● Exercise prompt
From the records below, copy every line that contains the word "least".

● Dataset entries
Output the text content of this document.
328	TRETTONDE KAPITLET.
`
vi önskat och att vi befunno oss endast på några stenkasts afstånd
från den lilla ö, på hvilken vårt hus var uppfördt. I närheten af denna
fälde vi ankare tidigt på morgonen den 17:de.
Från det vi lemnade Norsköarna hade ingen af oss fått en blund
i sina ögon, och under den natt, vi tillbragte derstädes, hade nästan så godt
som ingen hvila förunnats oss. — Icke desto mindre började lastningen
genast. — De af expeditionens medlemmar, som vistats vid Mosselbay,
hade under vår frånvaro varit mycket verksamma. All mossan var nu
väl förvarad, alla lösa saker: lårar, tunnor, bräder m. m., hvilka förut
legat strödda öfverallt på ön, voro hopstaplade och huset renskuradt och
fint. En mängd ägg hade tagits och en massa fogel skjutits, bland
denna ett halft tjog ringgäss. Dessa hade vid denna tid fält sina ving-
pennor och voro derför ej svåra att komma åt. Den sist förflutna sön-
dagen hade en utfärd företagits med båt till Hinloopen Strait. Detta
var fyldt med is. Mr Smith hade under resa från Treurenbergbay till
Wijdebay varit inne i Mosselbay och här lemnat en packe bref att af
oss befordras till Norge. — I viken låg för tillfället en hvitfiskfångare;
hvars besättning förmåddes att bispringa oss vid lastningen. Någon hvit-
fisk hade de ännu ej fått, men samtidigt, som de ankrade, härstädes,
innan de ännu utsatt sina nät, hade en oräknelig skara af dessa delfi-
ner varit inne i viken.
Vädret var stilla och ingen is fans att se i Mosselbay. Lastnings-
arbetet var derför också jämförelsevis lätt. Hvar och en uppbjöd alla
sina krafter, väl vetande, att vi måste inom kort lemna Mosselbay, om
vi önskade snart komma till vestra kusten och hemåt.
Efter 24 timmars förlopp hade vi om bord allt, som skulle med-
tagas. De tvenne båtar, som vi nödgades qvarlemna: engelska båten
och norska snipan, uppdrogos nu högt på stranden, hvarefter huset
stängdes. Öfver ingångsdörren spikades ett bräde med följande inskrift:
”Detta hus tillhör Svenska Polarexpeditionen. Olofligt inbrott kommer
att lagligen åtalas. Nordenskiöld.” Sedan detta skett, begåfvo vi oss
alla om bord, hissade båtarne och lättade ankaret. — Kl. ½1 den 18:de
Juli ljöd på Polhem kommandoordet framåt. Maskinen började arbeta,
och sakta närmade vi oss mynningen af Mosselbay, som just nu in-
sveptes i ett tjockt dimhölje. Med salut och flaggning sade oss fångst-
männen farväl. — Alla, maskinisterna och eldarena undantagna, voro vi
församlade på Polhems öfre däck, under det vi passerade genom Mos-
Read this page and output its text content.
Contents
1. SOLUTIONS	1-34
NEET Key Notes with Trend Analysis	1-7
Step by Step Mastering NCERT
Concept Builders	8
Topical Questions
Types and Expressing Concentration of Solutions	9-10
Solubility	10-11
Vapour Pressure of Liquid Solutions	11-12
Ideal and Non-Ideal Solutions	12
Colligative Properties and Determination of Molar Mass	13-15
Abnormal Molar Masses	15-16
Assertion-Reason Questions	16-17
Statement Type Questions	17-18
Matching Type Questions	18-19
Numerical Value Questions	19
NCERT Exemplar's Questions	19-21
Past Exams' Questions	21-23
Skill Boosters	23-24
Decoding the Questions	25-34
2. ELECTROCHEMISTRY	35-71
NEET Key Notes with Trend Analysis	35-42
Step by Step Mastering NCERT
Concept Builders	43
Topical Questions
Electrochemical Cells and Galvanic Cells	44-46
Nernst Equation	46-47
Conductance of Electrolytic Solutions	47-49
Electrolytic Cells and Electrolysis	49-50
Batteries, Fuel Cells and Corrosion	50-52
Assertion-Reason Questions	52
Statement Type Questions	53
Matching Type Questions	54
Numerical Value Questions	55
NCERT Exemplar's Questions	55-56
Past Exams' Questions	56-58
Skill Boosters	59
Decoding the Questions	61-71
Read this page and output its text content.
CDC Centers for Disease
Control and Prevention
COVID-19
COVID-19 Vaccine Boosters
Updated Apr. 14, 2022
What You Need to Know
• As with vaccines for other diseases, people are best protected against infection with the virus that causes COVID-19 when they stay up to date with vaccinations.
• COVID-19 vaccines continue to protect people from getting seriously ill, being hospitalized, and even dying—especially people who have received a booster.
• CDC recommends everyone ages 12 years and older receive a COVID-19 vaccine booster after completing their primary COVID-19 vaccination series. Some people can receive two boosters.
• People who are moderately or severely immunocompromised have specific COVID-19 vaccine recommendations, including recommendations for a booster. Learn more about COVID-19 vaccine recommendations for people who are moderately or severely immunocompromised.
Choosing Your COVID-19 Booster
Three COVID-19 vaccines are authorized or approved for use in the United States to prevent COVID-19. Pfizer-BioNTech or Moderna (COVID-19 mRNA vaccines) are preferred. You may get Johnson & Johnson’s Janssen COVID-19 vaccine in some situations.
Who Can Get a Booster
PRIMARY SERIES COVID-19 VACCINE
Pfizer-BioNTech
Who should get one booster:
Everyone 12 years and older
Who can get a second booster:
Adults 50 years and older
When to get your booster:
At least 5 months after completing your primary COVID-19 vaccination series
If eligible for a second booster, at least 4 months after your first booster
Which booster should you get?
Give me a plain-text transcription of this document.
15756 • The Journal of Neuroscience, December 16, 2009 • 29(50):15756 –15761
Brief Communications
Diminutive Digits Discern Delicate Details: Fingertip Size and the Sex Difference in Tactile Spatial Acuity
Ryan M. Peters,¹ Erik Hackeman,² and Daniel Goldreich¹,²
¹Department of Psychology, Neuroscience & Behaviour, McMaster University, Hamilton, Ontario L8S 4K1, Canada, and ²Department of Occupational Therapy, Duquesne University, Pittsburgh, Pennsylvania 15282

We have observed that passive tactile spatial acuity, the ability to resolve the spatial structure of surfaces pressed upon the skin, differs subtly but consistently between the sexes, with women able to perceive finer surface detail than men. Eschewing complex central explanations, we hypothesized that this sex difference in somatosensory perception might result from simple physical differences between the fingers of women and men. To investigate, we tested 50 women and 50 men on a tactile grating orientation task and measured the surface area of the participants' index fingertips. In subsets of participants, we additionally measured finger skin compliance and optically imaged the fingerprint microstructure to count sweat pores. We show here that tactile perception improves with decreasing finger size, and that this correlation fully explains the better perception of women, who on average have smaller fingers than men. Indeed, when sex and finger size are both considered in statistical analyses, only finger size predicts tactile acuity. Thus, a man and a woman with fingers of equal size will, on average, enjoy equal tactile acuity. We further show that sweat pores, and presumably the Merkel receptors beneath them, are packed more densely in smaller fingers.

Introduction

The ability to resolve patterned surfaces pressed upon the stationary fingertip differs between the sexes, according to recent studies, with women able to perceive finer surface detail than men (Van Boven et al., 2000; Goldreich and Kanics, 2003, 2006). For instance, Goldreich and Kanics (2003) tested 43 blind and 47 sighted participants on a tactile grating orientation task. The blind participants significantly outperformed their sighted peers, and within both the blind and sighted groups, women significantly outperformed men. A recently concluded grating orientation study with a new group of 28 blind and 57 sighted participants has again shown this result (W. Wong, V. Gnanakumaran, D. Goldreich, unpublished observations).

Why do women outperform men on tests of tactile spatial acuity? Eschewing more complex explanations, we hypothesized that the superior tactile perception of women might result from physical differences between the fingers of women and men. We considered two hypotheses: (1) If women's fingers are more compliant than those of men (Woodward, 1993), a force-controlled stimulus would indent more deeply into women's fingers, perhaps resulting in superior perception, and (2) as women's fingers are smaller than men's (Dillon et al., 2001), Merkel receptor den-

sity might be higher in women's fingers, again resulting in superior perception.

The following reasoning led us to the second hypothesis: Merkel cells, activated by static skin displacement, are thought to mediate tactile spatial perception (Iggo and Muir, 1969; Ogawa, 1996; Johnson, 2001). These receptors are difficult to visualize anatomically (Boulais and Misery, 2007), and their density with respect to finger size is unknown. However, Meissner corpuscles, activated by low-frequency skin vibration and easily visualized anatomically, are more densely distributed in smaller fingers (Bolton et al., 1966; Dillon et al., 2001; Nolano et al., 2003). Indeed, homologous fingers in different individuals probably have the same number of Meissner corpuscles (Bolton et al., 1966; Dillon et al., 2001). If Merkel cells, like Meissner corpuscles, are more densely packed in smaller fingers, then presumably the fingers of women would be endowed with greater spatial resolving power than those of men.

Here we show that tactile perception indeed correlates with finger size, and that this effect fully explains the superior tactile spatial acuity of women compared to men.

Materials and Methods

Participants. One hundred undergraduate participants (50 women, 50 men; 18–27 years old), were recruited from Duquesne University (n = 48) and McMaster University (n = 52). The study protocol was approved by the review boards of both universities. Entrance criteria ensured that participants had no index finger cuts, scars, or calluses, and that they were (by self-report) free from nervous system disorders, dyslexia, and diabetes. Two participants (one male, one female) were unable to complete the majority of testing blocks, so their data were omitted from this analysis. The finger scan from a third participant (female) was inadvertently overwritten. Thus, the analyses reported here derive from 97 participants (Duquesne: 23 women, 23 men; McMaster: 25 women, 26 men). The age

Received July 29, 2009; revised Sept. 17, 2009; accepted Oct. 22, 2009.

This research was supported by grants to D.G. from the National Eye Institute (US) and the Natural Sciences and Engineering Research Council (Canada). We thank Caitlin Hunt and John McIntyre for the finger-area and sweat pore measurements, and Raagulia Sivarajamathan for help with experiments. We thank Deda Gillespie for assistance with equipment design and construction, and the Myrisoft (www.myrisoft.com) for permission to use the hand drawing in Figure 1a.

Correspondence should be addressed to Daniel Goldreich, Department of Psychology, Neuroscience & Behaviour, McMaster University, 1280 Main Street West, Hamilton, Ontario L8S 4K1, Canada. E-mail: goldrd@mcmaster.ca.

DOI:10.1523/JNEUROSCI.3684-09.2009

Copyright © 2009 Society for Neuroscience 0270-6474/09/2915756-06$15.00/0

● Exercise answer
At least 5 months after completing your primary COVID-19 vaccination series
If eligible for a second booster, at least 4 months after your first booster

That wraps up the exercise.